WHAT YOU WILL DO – Select and reproduce each line of the listing below that bears the string "saszetkach".

[Dataset excerpt]
--

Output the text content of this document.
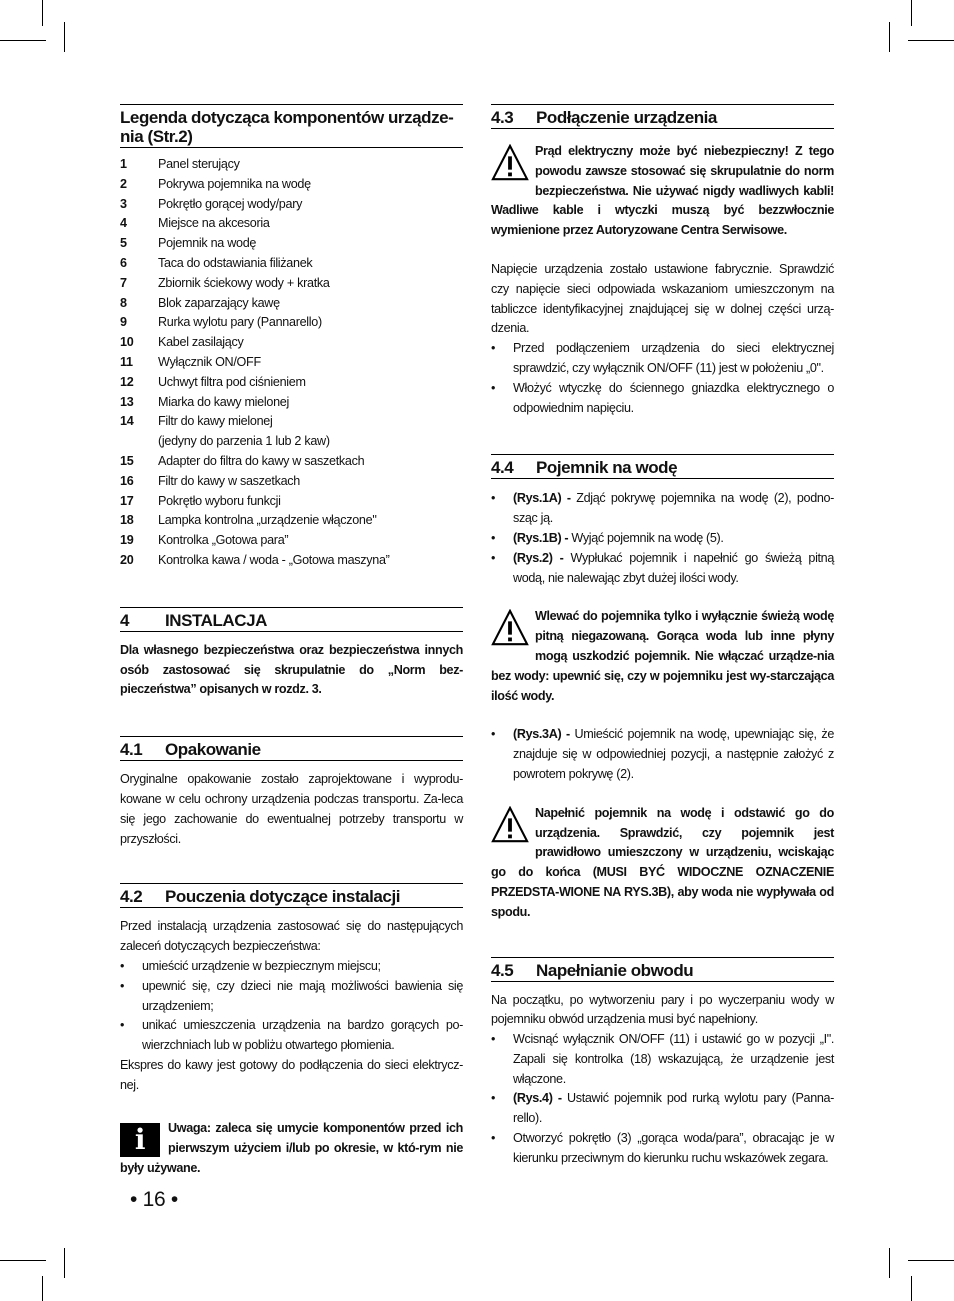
Legenda dotycząca komponentów urządze-nia (Str.2)
1	Panel sterujący
2	Pokrywa pojemnika na wodę
3	Pokrętło gorącej wody/pary
4	Miejsce na akcesoria
5	Pojemnik na wodę
6	Taca do odstawiania filiżanek
7	Zbiornik ściekowy wody + kratka
8	Blok zaparzający kawę
9	Rurka wylotu pary (Pannarello)
10	Kabel zasilający
11	Wyłącznik ON/OFF
12	Uchwyt filtra pod ciśnieniem
13	Miarka do kawy mielonej
14	Filtr do kawy mielonej
(jedyny do parzenia 1 lub 2 kaw)
15	Adapter do filtra do kawy w saszetkach
16	Filtr do kawy w saszetkach
17	Pokrętło wyboru funkcji
18	Lampka kontrolna „urządzenie włączone"
19	Kontrolka „Gotowa para”
20	Kontrolka kawa / woda - „Gotowa maszyna”
4 INSTALACJA

Dla własnego bezpieczeństwa oraz bezpieczeństwa innych osób zastosować się skrupulatnie do „Norm bez-pieczeństwa” opisanych w rozdz. 3.

4.1 Opakowanie

Oryginalne opakowanie zostało zaprojektowane i wyprodu-kowane w celu ochrony urządzenia podczas transportu. Za-leca się jego zachowanie do ewentualnej potrzeby transportu w przyszłości.

4.2 Pouczenia dotyczące instalacji

Przed instalacją urządzenia zastosować się do następujących zaleceń dotyczących bezpieczeństwa:

• umieścić urządzenie w bezpiecznym miejscu;
• upewnić się, czy dzieci nie mają możliwości bawienia się urządzeniem;
• unikać umieszczenia urządzenia na bardzo gorących po-wierzchniach lub w pobliżu otwartego płomienia.

Ekspres do kawy jest gotowy do podłączenia do sieci elektrycz-nej.

i	Uwaga: zaleca się umycie komponentów przed ich pierwszym użyciem i/lub po okresie, w któ-rym nie były używane.
4.3 Podłączenie urządzenia
Prąd elektryczny może być niebezpieczny! Z tego powodu zawsze stosować się skrupulatnie do norm bezpieczeństwa. Nie używać nigdy wadliwych kabli! Wadliwe kable i wtyczki muszą być bezzwłocznie wymienione przez Autoryzowane Centra Serwisowe.

Napięcie urządzenia zostało ustawione fabrycznie. Sprawdzić czy napięcie sieci odpowiada wskazaniom umieszczonym na tabliczce identyfikacyjnej znajdującej się w dolnej części urzą-dzenia.

• Przed podłączeniem urządzenia do sieci elektrycznej sprawdzić, czy wyłącznik ON/OFF (11) jest w położeniu „0".
• Włożyć wtyczkę do ściennego gniazdka elektrycznego o odpowiednim napięciu.
4.4 Pojemnik na wodę
• (Rys.1A) - Zdjąć pokrywę pojemnika na wodę (2), podno-sząc ją.
• (Rys.1B) - Wyjąć pojemnik na wodę (5).
• (Rys.2) - Wypłukać pojemnik i napełnić go świeżą pitną wodą, nie nalewając zbyt dużej ilości wody.
Wlewać do pojemnika tylko i wyłącznie świeżą wodę pitną niegazowaną. Gorąca woda lub inne płyny mogą uszkodzić pojemnik. Nie włączać urządze-nia bez wody: upewnić się, czy w pojemniku jest wy-starczająca ilość wody.
• (Rys.3A) - Umieścić pojemnik na wodę, upewniając się, że znajduje się w odpowiedniej pozycji, a następnie założyć z powrotem pokrywę (2).
Napełnić pojemnik na wodę i odstawić go do urządzenia. Sprawdzić, czy pojemnik jest prawidłowo umieszczony w urządzeniu, wciskając go do końca (MUSI BYĆ WIDOCZNE OZNACZENIE PRZEDSTA-WIONE NA RYS.3B), aby woda nie wypływała od spodu.
4.5 Napełnianie obwodu

Na początku, po wytworzeniu pary i po wyczerpaniu wody w pojemniku obwód urządzenia musi być napełniony.

• Wcisnąć wyłącznik ON/OFF (11) i ustawić go w pozycji „I". Zapali się kontrolka (18) wskazującą, że urządzenie jest włączone.
• (Rys.4) - Ustawić pojemnik pod rurką wylotu pary (Panna-rello).
• Otworzyć pokrętło (3) „gorąca woda/para”, obracając je w kierunku przeciwnym do kierunku ruchu wskazówek zegara.
• 16 •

--

RESPONSE –
15	Adapter do filtra do kawy w saszetkach
16	Filtr do kawy w saszetkach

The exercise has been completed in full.